§ Raw data:
— begin —

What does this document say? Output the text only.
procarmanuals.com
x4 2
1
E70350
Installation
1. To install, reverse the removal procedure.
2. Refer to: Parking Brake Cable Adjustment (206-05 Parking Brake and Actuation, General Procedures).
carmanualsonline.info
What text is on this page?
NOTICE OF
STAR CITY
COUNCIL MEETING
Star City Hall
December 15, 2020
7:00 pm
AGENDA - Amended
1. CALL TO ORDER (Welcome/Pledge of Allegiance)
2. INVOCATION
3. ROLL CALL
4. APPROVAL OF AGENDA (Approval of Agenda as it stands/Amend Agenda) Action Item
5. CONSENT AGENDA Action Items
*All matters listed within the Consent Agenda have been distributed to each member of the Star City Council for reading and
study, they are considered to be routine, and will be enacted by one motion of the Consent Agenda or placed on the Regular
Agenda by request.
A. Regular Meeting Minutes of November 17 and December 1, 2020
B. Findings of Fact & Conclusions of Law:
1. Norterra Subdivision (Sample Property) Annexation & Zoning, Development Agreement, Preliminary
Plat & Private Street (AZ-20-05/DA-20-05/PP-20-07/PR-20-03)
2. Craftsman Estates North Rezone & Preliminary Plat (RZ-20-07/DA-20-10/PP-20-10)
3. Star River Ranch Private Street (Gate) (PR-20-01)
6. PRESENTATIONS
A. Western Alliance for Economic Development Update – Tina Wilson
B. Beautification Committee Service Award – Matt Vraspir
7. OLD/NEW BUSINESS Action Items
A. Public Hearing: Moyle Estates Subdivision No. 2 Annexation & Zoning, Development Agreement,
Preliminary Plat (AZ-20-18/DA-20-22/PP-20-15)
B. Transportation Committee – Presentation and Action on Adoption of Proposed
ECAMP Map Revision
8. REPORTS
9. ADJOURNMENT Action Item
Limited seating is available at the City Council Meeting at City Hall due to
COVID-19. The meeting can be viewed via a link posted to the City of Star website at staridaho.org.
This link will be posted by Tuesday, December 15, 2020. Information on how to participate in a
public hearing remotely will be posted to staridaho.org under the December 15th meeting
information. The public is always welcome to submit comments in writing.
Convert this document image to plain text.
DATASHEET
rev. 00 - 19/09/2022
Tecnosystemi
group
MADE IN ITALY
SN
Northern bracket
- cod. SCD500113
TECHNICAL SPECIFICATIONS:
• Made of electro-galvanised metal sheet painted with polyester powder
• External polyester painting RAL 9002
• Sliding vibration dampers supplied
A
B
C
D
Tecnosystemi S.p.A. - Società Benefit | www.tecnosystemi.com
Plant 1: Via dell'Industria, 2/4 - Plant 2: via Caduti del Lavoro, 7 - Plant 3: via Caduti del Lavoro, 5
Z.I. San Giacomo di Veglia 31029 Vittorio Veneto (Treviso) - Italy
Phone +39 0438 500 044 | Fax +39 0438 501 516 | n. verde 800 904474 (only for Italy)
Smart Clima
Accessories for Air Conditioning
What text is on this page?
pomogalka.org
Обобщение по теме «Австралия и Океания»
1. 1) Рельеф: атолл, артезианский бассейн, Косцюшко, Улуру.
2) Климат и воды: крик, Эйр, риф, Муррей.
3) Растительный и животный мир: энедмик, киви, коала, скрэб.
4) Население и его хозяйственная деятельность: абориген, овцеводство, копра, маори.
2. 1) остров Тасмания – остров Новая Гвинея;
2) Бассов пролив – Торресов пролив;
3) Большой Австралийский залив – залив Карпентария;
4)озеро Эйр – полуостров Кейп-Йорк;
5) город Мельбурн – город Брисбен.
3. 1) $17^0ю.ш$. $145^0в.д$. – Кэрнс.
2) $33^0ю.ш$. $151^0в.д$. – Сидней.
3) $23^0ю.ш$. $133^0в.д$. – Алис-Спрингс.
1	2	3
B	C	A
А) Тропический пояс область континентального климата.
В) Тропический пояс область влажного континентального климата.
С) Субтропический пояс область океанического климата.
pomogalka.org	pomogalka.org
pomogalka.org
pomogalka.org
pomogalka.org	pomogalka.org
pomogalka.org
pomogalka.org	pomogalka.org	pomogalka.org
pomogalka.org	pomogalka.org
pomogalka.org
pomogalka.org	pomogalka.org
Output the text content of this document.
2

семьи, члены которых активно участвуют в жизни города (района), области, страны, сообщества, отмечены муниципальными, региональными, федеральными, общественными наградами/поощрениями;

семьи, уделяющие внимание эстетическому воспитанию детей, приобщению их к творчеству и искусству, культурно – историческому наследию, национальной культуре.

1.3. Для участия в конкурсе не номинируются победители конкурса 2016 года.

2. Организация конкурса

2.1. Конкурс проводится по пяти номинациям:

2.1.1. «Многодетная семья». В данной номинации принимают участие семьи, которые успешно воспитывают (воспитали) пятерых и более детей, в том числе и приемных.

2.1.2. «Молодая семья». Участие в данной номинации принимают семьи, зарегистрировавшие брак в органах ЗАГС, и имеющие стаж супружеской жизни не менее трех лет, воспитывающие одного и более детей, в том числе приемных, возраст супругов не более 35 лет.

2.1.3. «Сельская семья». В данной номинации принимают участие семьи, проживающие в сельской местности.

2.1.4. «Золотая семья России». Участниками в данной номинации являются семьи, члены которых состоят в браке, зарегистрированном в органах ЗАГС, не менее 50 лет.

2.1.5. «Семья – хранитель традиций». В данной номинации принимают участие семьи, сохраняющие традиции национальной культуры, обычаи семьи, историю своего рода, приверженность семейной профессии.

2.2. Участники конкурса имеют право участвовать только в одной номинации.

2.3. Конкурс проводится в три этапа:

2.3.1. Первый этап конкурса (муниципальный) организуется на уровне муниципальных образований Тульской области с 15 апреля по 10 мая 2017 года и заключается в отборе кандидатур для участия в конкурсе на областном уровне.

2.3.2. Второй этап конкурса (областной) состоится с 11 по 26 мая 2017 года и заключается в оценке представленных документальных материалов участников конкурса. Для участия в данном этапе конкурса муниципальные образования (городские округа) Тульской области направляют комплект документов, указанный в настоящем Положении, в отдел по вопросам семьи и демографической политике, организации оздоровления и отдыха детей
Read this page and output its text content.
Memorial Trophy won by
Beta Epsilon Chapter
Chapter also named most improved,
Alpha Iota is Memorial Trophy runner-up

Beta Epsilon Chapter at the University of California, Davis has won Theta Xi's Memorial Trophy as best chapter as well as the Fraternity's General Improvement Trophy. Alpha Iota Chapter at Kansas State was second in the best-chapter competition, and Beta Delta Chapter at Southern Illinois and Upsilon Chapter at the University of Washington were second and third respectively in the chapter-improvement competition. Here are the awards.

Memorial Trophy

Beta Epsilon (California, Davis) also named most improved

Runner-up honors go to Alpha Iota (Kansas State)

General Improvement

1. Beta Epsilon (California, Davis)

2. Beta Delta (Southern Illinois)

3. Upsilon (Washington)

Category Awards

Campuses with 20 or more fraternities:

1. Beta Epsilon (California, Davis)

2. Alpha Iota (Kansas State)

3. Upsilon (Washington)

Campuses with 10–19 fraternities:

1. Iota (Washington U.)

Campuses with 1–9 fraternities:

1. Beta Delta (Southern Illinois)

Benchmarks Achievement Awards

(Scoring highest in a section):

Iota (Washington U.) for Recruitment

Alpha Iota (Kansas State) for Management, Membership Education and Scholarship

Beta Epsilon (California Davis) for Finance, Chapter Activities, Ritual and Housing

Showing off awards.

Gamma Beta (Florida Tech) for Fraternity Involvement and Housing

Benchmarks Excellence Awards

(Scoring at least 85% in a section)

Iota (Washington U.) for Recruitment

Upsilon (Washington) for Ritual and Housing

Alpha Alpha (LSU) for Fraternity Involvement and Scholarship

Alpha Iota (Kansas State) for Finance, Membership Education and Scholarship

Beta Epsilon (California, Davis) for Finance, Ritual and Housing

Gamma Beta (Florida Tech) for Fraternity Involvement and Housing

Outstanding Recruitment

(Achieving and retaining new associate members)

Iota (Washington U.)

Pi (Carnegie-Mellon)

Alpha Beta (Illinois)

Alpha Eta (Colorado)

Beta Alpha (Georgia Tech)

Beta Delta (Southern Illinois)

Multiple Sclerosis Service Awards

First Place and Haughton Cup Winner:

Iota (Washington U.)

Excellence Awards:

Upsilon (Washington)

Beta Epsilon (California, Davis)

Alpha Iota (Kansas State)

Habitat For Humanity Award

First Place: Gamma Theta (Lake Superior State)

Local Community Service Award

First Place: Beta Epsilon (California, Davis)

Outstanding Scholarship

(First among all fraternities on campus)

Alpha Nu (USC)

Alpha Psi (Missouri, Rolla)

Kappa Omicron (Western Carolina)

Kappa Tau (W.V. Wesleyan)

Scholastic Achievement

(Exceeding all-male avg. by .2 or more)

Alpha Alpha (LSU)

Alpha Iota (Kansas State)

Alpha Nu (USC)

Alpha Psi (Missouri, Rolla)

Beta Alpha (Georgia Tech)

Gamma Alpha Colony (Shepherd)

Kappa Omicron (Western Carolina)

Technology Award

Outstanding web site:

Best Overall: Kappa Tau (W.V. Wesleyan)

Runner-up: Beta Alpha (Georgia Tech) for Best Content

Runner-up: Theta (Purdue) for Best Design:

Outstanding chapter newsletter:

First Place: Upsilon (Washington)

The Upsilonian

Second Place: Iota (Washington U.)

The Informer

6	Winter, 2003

— end —

§ Problem requirements: Scan the listing above for the word "менее" and show each line where it is found.

§ Solution:
2.1.2. «Молодая семья». Участие в данной номинации принимают семьи, зарегистрировавшие брак в органах ЗАГС, и имеющие стаж супружеской жизни не менее трех лет, воспитывающие одного и более детей, в том числе приемных, возраст супругов не более 35 лет.
2.1.4. «Золотая семья России». Участниками в данной номинации являются семьи, члены которых состоят в браке, зарегистрированном в органах ЗАГС, не менее 50 лет.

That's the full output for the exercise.